===== The input
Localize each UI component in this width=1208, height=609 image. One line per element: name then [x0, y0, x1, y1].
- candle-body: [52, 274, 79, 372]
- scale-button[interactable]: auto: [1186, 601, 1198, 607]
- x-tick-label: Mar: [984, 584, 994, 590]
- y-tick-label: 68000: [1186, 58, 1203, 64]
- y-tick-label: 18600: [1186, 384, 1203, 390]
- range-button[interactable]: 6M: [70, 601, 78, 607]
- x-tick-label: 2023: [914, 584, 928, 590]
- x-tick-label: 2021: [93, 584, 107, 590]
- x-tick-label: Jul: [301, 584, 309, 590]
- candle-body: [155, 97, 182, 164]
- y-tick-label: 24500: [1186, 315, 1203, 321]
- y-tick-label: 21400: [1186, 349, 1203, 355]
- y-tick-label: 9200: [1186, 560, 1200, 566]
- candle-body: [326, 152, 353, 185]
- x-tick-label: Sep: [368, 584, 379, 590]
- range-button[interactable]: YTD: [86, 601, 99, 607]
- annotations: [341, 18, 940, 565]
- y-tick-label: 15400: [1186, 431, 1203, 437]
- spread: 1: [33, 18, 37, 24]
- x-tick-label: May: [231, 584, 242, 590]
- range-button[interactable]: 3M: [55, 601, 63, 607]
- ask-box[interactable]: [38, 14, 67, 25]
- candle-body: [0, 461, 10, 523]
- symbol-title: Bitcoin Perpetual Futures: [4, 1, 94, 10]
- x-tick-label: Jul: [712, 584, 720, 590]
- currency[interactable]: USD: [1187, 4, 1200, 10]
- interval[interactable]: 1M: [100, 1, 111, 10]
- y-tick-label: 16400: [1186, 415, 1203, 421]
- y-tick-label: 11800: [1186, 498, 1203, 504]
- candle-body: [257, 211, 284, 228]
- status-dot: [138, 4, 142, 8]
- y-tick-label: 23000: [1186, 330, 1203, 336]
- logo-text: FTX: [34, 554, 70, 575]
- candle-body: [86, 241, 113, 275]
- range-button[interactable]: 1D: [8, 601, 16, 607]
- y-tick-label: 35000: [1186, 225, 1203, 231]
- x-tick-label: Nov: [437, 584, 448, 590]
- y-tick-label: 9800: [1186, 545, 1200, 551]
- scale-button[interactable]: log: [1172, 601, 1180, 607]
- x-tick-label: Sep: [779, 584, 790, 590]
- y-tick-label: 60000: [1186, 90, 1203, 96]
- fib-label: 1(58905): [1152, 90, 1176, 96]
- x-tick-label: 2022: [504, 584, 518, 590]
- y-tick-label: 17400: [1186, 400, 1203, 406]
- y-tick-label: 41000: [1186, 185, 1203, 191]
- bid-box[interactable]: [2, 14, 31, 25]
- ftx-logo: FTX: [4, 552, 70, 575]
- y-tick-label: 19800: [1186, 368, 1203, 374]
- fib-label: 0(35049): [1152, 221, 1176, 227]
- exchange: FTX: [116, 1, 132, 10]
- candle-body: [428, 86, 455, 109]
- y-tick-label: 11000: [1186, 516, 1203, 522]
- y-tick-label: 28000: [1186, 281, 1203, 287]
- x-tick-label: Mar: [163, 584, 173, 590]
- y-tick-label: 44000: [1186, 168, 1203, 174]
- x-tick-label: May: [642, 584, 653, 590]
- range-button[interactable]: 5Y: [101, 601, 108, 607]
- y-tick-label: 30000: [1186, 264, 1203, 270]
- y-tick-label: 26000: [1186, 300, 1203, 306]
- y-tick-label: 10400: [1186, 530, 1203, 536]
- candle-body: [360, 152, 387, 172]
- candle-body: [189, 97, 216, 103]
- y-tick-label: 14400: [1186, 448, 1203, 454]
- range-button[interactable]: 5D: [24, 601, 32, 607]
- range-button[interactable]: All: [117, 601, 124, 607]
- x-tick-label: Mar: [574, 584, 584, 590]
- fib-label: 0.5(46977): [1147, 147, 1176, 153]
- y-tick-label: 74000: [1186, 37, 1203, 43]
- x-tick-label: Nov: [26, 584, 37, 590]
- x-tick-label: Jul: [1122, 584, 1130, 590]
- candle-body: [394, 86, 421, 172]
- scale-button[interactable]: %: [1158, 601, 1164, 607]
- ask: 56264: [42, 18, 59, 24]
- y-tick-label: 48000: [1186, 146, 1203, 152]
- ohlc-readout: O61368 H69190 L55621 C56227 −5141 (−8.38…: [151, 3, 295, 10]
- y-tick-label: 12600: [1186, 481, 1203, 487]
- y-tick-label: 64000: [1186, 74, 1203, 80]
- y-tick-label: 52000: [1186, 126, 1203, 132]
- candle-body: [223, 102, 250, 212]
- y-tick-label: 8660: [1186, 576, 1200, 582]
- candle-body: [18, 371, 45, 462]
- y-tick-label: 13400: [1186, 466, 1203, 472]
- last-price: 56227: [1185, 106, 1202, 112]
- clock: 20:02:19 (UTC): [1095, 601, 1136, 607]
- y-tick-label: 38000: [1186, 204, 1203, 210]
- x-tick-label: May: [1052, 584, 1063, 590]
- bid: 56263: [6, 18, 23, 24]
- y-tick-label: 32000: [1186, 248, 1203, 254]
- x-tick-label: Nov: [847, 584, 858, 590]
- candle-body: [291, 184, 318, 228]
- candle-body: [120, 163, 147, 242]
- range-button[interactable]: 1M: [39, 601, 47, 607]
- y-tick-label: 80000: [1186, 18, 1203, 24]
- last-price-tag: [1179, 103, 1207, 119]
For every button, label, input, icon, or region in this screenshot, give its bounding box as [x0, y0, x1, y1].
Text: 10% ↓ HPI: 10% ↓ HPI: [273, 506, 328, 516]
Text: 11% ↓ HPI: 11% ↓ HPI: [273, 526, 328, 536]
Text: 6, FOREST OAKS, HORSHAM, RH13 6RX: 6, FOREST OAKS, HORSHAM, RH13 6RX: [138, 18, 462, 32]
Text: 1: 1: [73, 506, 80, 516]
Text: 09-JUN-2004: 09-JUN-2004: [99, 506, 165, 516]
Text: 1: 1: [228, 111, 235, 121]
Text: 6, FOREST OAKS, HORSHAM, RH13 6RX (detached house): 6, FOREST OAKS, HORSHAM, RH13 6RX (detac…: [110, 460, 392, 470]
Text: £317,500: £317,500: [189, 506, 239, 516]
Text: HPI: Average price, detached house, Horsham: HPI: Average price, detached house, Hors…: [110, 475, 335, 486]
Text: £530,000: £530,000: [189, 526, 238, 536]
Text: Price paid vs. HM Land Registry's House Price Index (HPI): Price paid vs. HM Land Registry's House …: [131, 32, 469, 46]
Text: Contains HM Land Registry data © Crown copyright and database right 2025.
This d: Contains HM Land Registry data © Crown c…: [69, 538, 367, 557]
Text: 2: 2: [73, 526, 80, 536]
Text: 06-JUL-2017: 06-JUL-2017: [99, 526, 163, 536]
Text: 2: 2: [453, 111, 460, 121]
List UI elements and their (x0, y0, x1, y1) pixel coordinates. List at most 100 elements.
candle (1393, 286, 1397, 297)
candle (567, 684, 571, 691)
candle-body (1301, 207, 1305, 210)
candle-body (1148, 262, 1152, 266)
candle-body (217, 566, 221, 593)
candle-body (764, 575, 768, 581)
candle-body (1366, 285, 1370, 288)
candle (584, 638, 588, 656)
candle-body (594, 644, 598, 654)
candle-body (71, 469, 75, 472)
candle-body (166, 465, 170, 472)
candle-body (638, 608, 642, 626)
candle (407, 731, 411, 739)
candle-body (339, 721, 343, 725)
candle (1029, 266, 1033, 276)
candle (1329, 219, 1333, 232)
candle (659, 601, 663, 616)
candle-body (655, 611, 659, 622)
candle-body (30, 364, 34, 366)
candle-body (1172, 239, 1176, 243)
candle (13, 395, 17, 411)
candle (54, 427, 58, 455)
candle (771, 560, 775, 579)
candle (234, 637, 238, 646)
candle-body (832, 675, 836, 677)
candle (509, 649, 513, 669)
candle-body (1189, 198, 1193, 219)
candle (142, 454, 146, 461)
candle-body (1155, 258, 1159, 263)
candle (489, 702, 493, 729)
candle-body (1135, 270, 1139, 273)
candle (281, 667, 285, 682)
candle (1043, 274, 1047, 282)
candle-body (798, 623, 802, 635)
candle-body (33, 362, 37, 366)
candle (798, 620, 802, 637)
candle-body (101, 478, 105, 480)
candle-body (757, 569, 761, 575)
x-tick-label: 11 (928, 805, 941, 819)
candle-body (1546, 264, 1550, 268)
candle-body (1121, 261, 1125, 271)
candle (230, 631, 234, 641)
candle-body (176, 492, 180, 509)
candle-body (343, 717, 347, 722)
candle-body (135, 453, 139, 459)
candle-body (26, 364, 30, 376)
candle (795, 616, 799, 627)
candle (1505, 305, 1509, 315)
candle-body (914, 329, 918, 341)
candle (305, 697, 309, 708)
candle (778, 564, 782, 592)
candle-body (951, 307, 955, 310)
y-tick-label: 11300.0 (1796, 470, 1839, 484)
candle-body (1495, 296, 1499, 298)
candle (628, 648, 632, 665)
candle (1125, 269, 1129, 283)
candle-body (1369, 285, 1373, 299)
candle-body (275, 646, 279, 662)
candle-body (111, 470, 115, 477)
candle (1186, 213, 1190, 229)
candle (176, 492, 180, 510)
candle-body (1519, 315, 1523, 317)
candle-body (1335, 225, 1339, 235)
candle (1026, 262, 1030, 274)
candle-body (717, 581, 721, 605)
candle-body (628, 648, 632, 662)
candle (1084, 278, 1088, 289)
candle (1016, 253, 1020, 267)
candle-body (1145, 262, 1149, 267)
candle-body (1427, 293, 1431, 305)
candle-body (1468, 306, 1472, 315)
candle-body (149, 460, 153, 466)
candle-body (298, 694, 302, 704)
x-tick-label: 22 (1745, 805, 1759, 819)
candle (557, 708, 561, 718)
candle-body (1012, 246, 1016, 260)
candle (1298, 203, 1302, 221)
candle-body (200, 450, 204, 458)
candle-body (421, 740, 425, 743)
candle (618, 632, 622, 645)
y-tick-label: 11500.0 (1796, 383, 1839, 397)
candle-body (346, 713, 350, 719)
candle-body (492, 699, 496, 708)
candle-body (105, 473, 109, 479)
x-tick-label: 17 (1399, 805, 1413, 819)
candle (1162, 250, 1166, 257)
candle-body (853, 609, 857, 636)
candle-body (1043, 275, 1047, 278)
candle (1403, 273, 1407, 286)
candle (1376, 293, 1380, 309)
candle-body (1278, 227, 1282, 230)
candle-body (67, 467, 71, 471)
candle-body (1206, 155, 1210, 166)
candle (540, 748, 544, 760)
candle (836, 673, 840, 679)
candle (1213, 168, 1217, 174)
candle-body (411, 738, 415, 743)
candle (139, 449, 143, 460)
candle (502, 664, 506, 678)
==========
## Objective:
Rewrite the data from its first line through the line that contains "- y-tick-label: 9800: [1186, 545, 1200, 551]", inclusive, swapping each "interactable" for "clickable" and leaving everything else unchanged.

## Complete output:
Localize each UI component in this width=1208, height=609 image. One line per element: name then [x0, y0, x1, y1].
- candle-body: [52, 274, 79, 372]
- scale-button[clickable]: auto: [1186, 601, 1198, 607]
- x-tick-label: Mar: [984, 584, 994, 590]
- y-tick-label: 68000: [1186, 58, 1203, 64]
- y-tick-label: 18600: [1186, 384, 1203, 390]
- range-button[clickable]: 6M: [70, 601, 78, 607]
- x-tick-label: 2023: [914, 584, 928, 590]
- x-tick-label: 2021: [93, 584, 107, 590]
- x-tick-label: Jul: [301, 584, 309, 590]
- candle-body: [155, 97, 182, 164]
- y-tick-label: 24500: [1186, 315, 1203, 321]
- y-tick-label: 21400: [1186, 349, 1203, 355]
- y-tick-label: 9200: [1186, 560, 1200, 566]
- candle-body: [326, 152, 353, 185]
- x-tick-label: Sep: [368, 584, 379, 590]
- range-button[clickable]: YTD: [86, 601, 99, 607]
- annotations: [341, 18, 940, 565]
- y-tick-label: 15400: [1186, 431, 1203, 437]
- spread: 1: [33, 18, 37, 24]
- x-tick-label: May: [231, 584, 242, 590]
- range-button[clickable]: 3M: [55, 601, 63, 607]
- ask-box[clickable]: [38, 14, 67, 25]
- candle-body: [0, 461, 10, 523]
- symbol-title: Bitcoin Perpetual Futures: [4, 1, 94, 10]
- x-tick-label: Jul: [712, 584, 720, 590]
- currency[clickable]: USD: [1187, 4, 1200, 10]
- interval[clickable]: 1M: [100, 1, 111, 10]
- y-tick-label: 16400: [1186, 415, 1203, 421]
- y-tick-label: 11800: [1186, 498, 1203, 504]
- candle-body: [257, 211, 284, 228]
- status-dot: [138, 4, 142, 8]
- y-tick-label: 23000: [1186, 330, 1203, 336]
- logo-text: FTX: [34, 554, 70, 575]
- candle-body: [86, 241, 113, 275]
- range-button[clickable]: 1D: [8, 601, 16, 607]
- y-tick-label: 35000: [1186, 225, 1203, 231]
- x-tick-label: Nov: [437, 584, 448, 590]
- y-tick-label: 9800: [1186, 545, 1200, 551]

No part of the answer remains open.